Текст для чтения:
________________

Перед началом съемок фильма "Сердце мира" режиссер Наталия Мещанинова и ее муж Степан Девонин, сыгравший роль Егора, изучали работу притравочных станций, с которыми борются зоозащитники. Появляются экоактивисты и в фильме: они тайком пробираются на станцию, выпускают лис из клеток, но привыкшие к неволе звери либо возвращаются назад, либо гибнут в лесу.
Фильм "Сердце мира" получил в 2018 году три награды на фестивале "Кинотавр" – главный приз и приз кинокритики, а Степан Девонин был признан лучшим исполнителем мужской роли.
Это вторая полнометражная работа Наталии Мещаниновой. В 2014 году она сняла фильм "Комбинат "Надежда", недавно вышли два примечательных фильма по ее сценариям – "Аритмия" Бориса Хлебникова и "Война Анны" Алексея Федорченко, – а книга "Рассказы" попала в шорт-лист литературной премии НОС.
О цензуре, притравочных станциях, мастерстве сценариста и проблемах зоозащиты мы беседуем с Наталией Мещаниновой после показа фильма "Сердце мира" на Роттердамском кинофестивале.
– Четыре года назад мы с вами говорили в Роттердаме о сложной прокатной судьбе "Комбината "Надежда". Вы сказали, что не пойдете на компромиссы, не будете убирать слова, которые требует убрать законодательство. И фильм в российский прокат не вышел.

________________

[Данные для анализа документов]

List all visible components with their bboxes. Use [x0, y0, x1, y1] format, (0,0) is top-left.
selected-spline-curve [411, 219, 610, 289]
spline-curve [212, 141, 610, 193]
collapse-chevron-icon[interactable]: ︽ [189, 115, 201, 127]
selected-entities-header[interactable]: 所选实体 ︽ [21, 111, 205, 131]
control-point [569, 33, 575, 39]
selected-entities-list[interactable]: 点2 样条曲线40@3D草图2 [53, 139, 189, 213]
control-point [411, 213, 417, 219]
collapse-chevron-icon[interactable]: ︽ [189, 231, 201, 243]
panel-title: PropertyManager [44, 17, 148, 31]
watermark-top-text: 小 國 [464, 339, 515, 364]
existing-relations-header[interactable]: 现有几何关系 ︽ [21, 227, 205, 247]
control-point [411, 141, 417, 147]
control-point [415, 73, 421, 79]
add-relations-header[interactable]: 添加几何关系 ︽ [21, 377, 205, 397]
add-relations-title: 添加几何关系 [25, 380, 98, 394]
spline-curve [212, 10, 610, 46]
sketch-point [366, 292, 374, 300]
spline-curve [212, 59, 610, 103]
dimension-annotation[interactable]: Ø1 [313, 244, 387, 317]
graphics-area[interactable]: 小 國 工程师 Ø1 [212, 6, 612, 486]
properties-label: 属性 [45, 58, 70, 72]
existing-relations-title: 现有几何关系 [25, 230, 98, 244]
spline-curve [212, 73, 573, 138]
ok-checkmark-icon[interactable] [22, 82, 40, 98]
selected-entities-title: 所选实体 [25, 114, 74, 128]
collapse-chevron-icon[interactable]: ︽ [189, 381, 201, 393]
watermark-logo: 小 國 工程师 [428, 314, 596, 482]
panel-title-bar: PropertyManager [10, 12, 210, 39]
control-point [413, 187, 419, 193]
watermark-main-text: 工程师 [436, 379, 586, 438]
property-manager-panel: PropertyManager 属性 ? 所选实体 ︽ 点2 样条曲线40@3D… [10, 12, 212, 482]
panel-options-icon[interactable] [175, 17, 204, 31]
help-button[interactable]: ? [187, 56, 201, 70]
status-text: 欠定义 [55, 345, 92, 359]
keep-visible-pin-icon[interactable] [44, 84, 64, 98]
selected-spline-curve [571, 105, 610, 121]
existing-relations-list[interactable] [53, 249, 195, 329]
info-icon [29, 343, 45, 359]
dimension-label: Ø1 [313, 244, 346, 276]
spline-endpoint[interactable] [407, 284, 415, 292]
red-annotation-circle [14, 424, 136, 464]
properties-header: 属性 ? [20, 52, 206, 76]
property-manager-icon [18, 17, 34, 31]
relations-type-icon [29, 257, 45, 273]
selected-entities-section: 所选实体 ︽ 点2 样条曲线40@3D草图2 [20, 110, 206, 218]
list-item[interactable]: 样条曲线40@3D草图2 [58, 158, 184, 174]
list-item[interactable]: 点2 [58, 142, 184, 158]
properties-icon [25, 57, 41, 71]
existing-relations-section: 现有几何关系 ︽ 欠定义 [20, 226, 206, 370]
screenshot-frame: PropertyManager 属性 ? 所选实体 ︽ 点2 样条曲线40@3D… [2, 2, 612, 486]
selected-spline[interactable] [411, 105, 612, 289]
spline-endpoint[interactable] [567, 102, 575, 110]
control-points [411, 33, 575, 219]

________________

Задание A:
Сколько наград фильм получил на фестивале «Кинотавр» в 2018 году согласно тексту о фильме «Сердце мира»?
Задание B:
Переведите на английский язык следующее предложение из текста о фильме «Сердце мира»: «Фильм "Сердце мира" получил в 2018 году три награды на фестивале "Кинотавр" – главный приз и приз кинокритики, а Степан Девонин был признан лучшим исполнителем мужской роли».

Поле для ответа A:
Три: главный приз, приз кинокритики и приз за лучшую мужскую роль Степану Девонину.

Поле для ответа B:
In 2018 the film "Heart of the World" received three awards at the Kinotavr festival, the main prize and the film critics' prize, and Stepan Devonin was named best actor.